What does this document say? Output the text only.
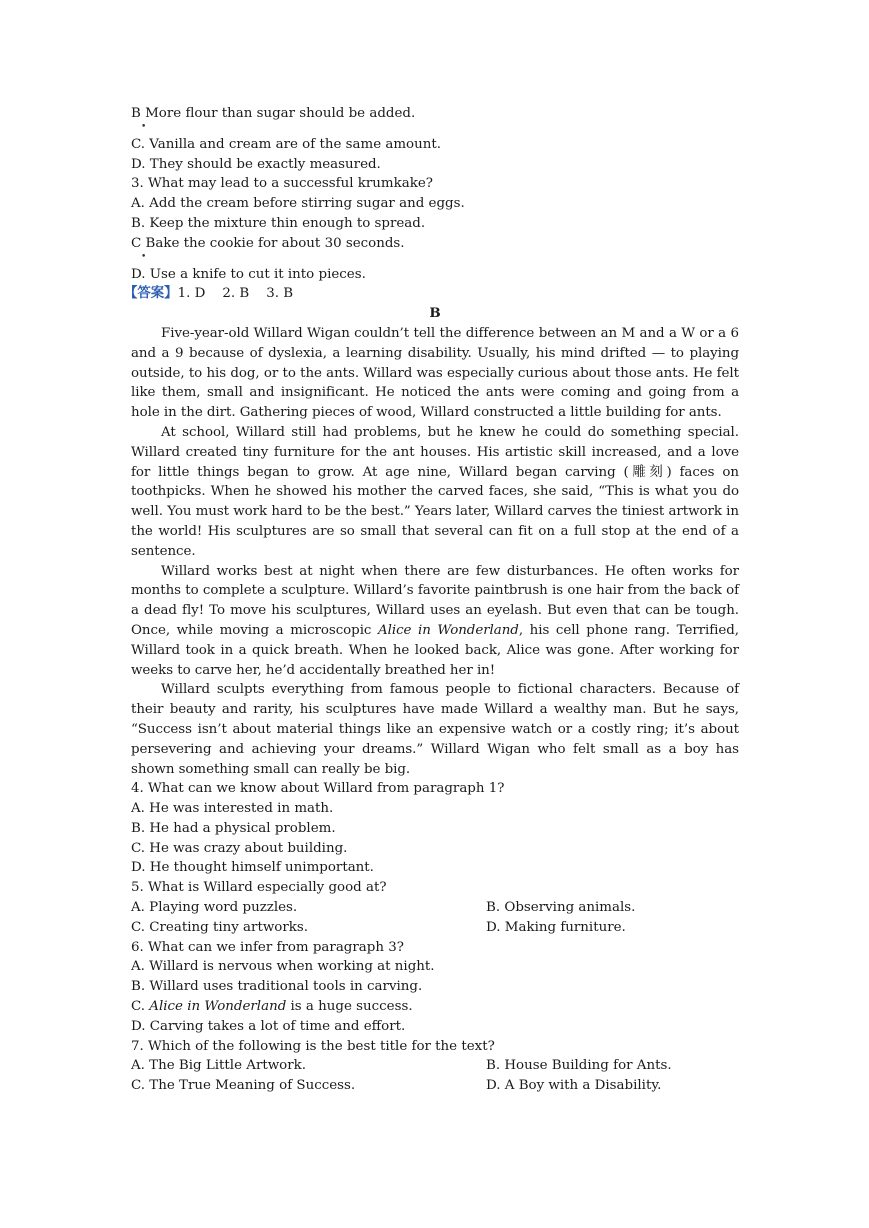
B More flour than sugar should be added.
•
C. Vanilla and cream are of the same amount.
D. They should be exactly measured.
3. What may lead to a successful krumkake?
A. Add the cream before stirring sugar and eggs.
B. Keep the mixture thin enough to spread.
C Bake the cookie for about 30 seconds.
•
D. Use a knife to cut it into pieces.
【答案】1. D    2. B    3. B
B

Five-year-old Willard Wigan couldn’t tell the difference between an M and a W or a 6 and a 9 because of dyslexia, a learning disability. Usually, his mind drifted — to playing outside, to his dog, or to the ants. Willard was especially curious about those ants. He felt like them, small and insignificant. He noticed the ants were coming and going from a hole in the dirt. Gathering pieces of wood, Willard constructed a little building for ants.

At school, Willard still had problems, but he knew he could do something special. Willard created tiny furniture for the ant houses. His artistic skill increased, and a love for little things began to grow. At age nine, Willard began carving (雕刻) faces on toothpicks. When he showed his mother the carved faces, she said, “This is what you do well. You must work hard to be the best.” Years later, Willard carves the tiniest artwork in the world! His sculptures are so small that several can fit on a full stop at the end of a sentence.

Willard works best at night when there are few disturbances. He often works for months to complete a sculpture. Willard’s favorite paintbrush is one hair from the back of a dead fly! To move his sculptures, Willard uses an eyelash. But even that can be tough. Once, while moving a microscopic Alice in Wonderland, his cell phone rang. Terrified, Willard took in a quick breath. When he looked back, Alice was gone. After working for weeks to carve her, he’d accidentally breathed her in!

Willard sculpts everything from famous people to fictional characters. Because of their beauty and rarity, his sculptures have made Willard a wealthy man. But he says, “Success isn’t about material things like an expensive watch or a costly ring; it’s about persevering and achieving your dreams.” Willard Wigan who felt small as a boy has shown something small can really be big.

4. What can we know about Willard from paragraph 1?
A. He was interested in math.
B. He had a physical problem.
C. He was crazy about building.
D. He thought himself unimportant.
5. What is Willard especially good at?
A. Playing word puzzles.	B. Observing animals.
C. Creating tiny artworks.	D. Making furniture.
6. What can we infer from paragraph 3?
A. Willard is nervous when working at night.
B. Willard uses traditional tools in carving.
C. Alice in Wonderland is a huge success.
D. Carving takes a lot of time and effort.
7. Which of the following is the best title for the text?
A. The Big Little Artwork.	B. House Building for Ants.
C. The True Meaning of Success.	D. A Boy with a Disability.
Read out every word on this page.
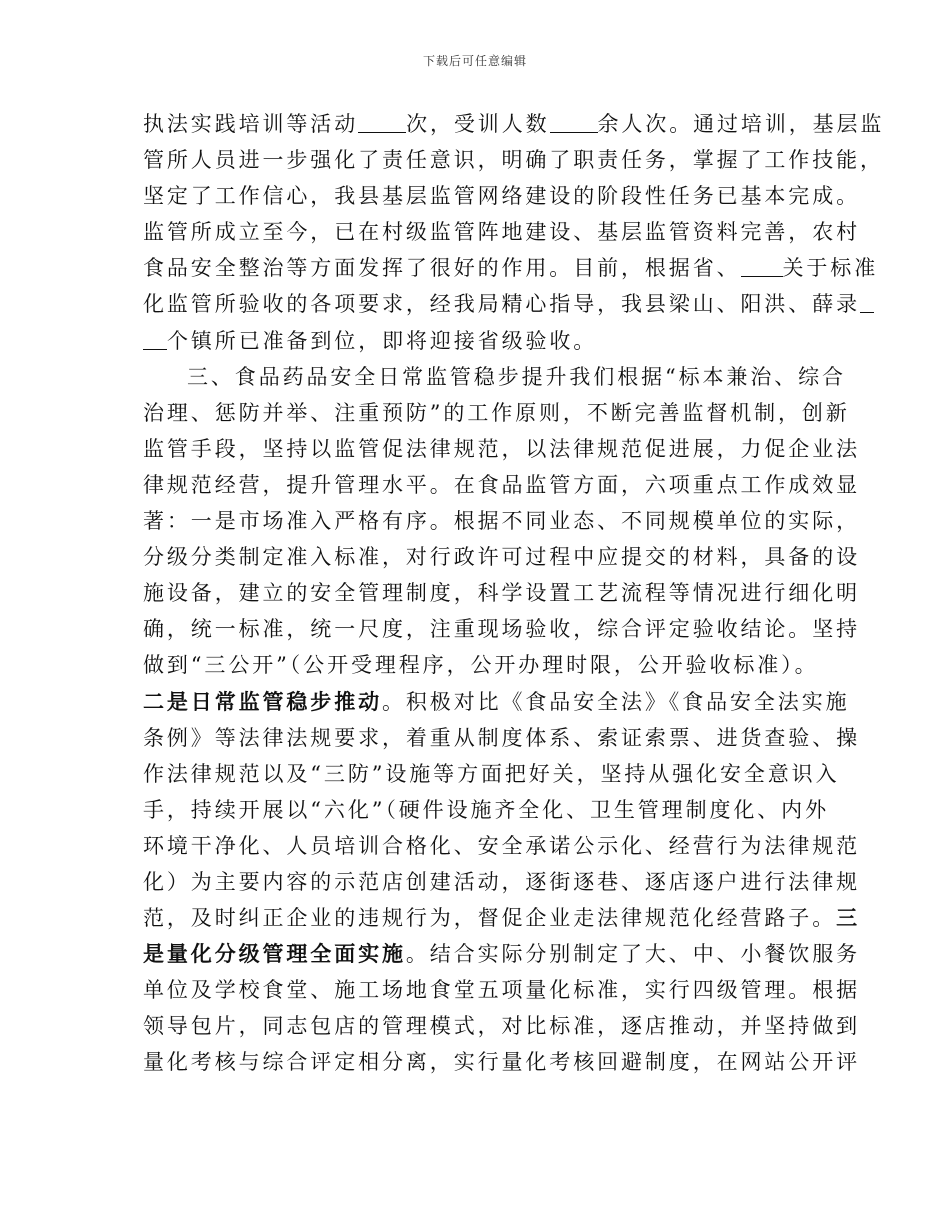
下载后可任意编辑
执法实践培训等活动 次，受训人数 余人次。通过培训，基层监
管所人员进一步强化了责任意识，明确了职责任务，掌握了工作技能，
坚定了工作信心，我县基层监管网络建设的阶段性任务已基本完成。
监管所成立至今，已在村级监管阵地建设、基层监管资料完善，农村
食品安全整治等方面发挥了很好的作用。目前，根据省、 关于标准
化监管所验收的各项要求，经我局精心指导，我县梁山、阳洪、薛录
个镇所已准备到位，即将迎接省级验收。
三、食品药品安全日常监管稳步提升我们根据“标本兼治、综合
治理、惩防并举、注重预防”的工作原则，不断完善监督机制，创新
监管手段，坚持以监管促法律规范，以法律规范促进展，力促企业法
律规范经营，提升管理水平。在食品监管方面，六项重点工作成效显
著：一是市场准入严格有序。根据不同业态、不同规模单位的实际，
分级分类制定准入标准，对行政许可过程中应提交的材料，具备的设
施设备，建立的安全管理制度，科学设置工艺流程等情况进行细化明
确，统一标准，统一尺度，注重现场验收，综合评定验收结论。坚持
做到“三公开”（公开受理程序，公开办理时限，公开验收标准）。
二是日常监管稳步推动。积极对比《食品安全法》《食品安全法实施
条例》等法律法规要求，着重从制度体系、索证索票、进货查验、操
作法律规范以及“三防”设施等方面把好关，坚持从强化安全意识入
手，持续开展以“六化”（硬件设施齐全化、卫生管理制度化、内外
环境干净化、人员培训合格化、安全承诺公示化、经营行为法律规范
化）为主要内容的示范店创建活动，逐街逐巷、逐店逐户进行法律规
范，及时纠正企业的违规行为，督促企业走法律规范化经营路子。三
是量化分级管理全面实施。结合实际分别制定了大、中、小餐饮服务
单位及学校食堂、施工场地食堂五项量化标准，实行四级管理。根据
领导包片，同志包店的管理模式，对比标准，逐店推动，并坚持做到
量化考核与综合评定相分离，实行量化考核回避制度，在网站公开评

----------------------------------------

▸ Written instruction: Copy out every line from the records that has the word "felt".

▸ Worked solution:
Five-year-old Willard Wigan couldn’t tell the difference between an M and a W or a 6 and a 9 because of dyslexia, a learning disability. Usually, his mind drifted — to playing outside, to his dog, or to the ants. Willard was especially curious about those ants. He felt like them, small and insignificant. He noticed the ants were coming and going from a hole in the dirt. Gathering pieces of wood, Willard constructed a little building for ants.
Willard sculpts everything from famous people to fictional characters. Because of their beauty and rarity, his sculptures have made Willard a wealthy man. But he says, “Success isn’t about material things like an expensive watch or a costly ring; it’s about persevering and achieving your dreams.” Willard Wigan who felt small as a boy has shown something small can really be big.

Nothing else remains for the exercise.